## Source excerpt
Before New Counsel's involvement in the case, Old Counsel had negotiated a settlement under which the putative class would receive no monetary relief whatsoever and would release all claims against Revlon and its co-defendants. At that point, the Fidelity defendants were not participating in the litigation, except as passive putative class members. Fidelity had not considered filing a lawsuit or raising an objection to the settlement. The trial record demonstrates that Fidelity generally does not become involved in stockholder litigation. Forchheimer could not recall Fidelity ever filing a lawsuit against the directors of a company that Fidelity's funds had invested in, much less a challenge to a particular transaction. 2 Trial Tr. 406-07. Consistent with its general practice, Fidelity intended to let Old Counsel proceed with the original settlement.

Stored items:
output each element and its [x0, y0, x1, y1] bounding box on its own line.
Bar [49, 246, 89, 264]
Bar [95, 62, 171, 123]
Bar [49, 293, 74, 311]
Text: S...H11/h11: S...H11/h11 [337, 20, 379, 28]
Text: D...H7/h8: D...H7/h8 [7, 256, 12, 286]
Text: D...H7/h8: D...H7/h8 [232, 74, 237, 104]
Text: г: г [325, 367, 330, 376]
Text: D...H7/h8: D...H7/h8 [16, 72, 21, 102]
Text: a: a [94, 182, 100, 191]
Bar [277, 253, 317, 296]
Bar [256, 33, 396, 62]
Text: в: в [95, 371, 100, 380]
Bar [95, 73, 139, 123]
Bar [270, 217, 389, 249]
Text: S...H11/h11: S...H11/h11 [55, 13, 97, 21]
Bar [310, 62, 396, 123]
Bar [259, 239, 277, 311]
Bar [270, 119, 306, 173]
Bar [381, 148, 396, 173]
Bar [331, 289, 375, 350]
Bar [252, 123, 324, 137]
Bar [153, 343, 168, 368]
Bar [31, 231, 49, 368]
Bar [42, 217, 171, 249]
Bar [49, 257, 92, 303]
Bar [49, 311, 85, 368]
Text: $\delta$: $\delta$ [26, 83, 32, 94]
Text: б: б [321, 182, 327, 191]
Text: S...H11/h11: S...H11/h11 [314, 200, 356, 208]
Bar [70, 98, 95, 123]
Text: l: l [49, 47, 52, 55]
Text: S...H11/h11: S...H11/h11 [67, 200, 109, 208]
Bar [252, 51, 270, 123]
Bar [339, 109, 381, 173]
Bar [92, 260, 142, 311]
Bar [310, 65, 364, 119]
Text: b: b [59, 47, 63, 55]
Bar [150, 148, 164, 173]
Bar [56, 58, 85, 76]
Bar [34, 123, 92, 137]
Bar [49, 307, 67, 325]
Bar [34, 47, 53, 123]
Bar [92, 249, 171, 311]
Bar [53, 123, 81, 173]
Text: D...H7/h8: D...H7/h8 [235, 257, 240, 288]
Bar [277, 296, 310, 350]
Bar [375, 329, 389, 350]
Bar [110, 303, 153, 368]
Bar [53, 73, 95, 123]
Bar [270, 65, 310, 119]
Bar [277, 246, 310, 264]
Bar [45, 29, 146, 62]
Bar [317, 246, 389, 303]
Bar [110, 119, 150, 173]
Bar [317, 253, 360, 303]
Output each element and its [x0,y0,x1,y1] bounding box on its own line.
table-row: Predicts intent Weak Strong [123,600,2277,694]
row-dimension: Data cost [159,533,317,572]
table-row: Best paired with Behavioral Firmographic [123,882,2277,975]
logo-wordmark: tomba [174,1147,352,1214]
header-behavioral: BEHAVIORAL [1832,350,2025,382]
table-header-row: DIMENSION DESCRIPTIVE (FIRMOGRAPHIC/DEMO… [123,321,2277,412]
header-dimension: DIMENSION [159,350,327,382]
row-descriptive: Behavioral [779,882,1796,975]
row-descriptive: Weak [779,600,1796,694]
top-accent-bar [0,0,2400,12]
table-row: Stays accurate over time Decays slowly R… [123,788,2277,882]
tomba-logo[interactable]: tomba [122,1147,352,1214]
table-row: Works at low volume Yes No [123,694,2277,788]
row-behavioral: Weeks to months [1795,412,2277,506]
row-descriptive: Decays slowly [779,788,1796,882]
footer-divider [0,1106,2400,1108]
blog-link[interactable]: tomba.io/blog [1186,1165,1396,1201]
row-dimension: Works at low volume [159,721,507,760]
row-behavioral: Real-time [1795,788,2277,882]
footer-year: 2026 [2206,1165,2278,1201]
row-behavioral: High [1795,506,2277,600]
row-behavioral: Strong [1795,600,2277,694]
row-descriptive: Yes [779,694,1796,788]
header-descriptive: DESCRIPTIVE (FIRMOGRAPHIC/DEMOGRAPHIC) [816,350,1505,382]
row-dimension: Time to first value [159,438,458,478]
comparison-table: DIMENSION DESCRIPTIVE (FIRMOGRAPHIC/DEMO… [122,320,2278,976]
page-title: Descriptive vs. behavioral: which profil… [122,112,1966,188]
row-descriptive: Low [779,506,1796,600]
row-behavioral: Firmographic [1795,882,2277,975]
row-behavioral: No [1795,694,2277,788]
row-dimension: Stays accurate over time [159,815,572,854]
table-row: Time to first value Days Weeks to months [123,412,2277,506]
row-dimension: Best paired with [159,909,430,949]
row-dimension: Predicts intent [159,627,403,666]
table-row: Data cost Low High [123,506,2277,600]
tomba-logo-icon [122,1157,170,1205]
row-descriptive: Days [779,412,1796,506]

## Aim
Quote the Revlon settlement passage word for word, starting with "Before New Counsel's" and going on through "the original settlement.".

## Task response
Before New Counsel's involvement in the case, Old Counsel had negotiated a settlement under which the putative class would receive no monetary relief whatsoever and would release all claims against Revlon and its co-defendants. At that point, the Fidelity defendants were not participating in the litigation, except as passive putative class members. Fidelity had not considered filing a lawsuit or raising an objection to the settlement. The trial record demonstrates that Fidelity generally does not become involved in stockholder litigation. Forchheimer could not recall Fidelity ever filing a lawsuit against the directors of a company that Fidelity's funds had invested in, much less a challenge to a particular transaction. 2 Trial Tr. 406-07. Consistent with its general practice, Fidelity intended to let Old Counsel proceed with the original settlement.